Texto extraído =>
==========
Para o professor, outro ponto crítico deve ser considerado aqui: por ter menos gente, era muito mais difícil substituir um trabalhador agrícola que morria. “Como a agricultura precisava de muita força de trabalho, reduziu ainda mais o volume de alimento, ampliando a crise.”

Também é importante atrelar à situação dramática o declínio do uso do dinheiro, pois, além de não haver como ganhar, também não havia muito o que comprar. E, com isso, a extração de minerais preciosos, como a prata utilizada nas moedas romanas, também declinou rapidamente nas décadas seguintes ao ano 536.

Na base desse indício, os pesquisadores de Harvard chegaram à possível data final da crise. É que outra partícula encontrada no gelo – um pico de chumbo no ar – mostraria o começo do ressurgimento da mineração de prata, por volta da metade do século seguinte. Os cientistas identificaram essa retomada da extração do metal precioso provavelmente na cidade de Melle, na França, tradicional cidade minerária (Melle vem do latim metallum, metal, em português), por volta do ano 640.

Isso indica mais de um século de estagnação econômica. Entretanto, o retorno da produção do dinheiro não marcou o fim imediato da crise. “As coisas continuaram muito
difíceis até pelo menos o nono século”, conta o professor More. “Além disso, o mundo saiu desses anos sombrios muito mudado. Tanto que podemos já definir esse momento como o verdadeiro início da economia medieval, graças também aos reis merovíngios, carolíngios e ao surgimento do feudalismo”, diz.
==========
Instruções da tarefa =>
Transcreva palavra por palavra o trecho do texto extraído compreendido entre "Também é importante" e "ao ano 536.", ambos inclusive.

[Entradas do conjunto de dados]
==========
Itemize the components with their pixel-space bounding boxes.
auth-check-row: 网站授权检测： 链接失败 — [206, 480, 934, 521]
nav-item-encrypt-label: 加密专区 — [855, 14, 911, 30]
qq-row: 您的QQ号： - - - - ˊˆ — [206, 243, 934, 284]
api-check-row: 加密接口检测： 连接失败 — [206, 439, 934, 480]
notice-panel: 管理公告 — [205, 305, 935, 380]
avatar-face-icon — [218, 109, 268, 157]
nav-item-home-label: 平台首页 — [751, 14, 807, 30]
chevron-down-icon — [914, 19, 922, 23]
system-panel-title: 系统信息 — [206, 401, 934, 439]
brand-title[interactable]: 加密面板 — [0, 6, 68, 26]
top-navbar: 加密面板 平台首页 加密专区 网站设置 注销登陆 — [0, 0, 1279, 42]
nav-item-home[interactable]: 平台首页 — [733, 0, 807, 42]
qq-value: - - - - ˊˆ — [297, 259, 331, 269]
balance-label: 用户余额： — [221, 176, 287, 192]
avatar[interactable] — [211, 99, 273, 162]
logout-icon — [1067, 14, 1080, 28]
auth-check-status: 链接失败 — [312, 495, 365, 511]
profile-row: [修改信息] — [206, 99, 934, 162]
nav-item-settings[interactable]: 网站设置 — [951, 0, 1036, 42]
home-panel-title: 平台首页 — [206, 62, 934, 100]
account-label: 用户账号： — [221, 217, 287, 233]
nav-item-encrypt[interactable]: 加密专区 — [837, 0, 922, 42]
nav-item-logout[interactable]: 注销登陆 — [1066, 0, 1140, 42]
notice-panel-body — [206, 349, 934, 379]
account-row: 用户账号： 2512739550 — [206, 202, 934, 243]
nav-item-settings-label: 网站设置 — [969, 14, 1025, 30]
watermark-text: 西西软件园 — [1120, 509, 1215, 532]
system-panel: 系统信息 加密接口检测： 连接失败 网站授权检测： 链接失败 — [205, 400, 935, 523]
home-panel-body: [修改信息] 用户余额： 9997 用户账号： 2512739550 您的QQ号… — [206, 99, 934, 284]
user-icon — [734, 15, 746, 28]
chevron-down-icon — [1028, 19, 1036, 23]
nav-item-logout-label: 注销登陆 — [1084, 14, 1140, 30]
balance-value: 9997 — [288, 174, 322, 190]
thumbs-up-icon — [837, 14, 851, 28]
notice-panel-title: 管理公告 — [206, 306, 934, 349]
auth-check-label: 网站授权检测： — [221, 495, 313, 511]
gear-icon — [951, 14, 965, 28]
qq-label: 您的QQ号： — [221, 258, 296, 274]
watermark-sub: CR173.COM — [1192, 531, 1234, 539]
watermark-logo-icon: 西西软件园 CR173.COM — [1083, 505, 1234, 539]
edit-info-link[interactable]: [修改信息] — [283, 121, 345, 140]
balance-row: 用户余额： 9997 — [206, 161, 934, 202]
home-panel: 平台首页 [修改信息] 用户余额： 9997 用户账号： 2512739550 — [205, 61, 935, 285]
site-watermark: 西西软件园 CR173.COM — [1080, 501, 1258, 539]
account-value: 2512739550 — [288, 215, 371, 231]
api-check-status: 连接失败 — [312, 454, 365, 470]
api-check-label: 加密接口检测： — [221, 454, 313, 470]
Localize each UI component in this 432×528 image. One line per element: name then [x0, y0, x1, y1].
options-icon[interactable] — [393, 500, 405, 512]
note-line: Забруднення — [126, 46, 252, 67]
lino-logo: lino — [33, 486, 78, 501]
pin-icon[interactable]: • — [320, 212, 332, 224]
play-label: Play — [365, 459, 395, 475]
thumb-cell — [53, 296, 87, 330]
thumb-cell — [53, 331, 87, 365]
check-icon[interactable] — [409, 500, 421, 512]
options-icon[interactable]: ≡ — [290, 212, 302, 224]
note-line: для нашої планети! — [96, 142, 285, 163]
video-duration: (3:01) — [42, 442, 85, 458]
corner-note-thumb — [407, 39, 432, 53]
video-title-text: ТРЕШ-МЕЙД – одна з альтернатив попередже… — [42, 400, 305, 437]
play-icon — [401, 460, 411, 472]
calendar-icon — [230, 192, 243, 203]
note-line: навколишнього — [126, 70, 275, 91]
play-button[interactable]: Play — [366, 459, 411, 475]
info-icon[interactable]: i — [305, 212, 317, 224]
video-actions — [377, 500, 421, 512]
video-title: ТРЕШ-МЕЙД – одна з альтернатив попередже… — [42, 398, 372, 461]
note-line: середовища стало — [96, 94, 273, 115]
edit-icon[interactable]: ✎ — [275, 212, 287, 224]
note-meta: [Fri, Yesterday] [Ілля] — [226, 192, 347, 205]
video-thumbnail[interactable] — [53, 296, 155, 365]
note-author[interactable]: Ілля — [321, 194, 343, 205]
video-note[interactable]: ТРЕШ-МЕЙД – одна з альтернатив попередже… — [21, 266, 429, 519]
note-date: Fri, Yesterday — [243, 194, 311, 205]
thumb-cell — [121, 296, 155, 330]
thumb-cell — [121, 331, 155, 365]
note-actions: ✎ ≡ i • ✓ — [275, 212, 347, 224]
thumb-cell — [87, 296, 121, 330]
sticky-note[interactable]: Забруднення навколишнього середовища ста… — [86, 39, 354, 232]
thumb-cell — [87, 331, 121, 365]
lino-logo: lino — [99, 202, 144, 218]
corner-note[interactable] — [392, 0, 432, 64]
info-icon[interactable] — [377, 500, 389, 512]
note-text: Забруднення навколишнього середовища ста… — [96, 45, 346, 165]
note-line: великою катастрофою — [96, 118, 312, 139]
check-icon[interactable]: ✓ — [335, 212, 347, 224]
==========
Resposta da tarefa =>
Também é importante atrelar à situação dramática o declínio do uso do dinheiro, pois, além de não haver como ganhar, também não havia muito o que comprar. E, com isso, a extração de minerais preciosos, como a prata utilizada nas moedas romanas, também declinou rapidamente nas décadas seguintes ao ano 536.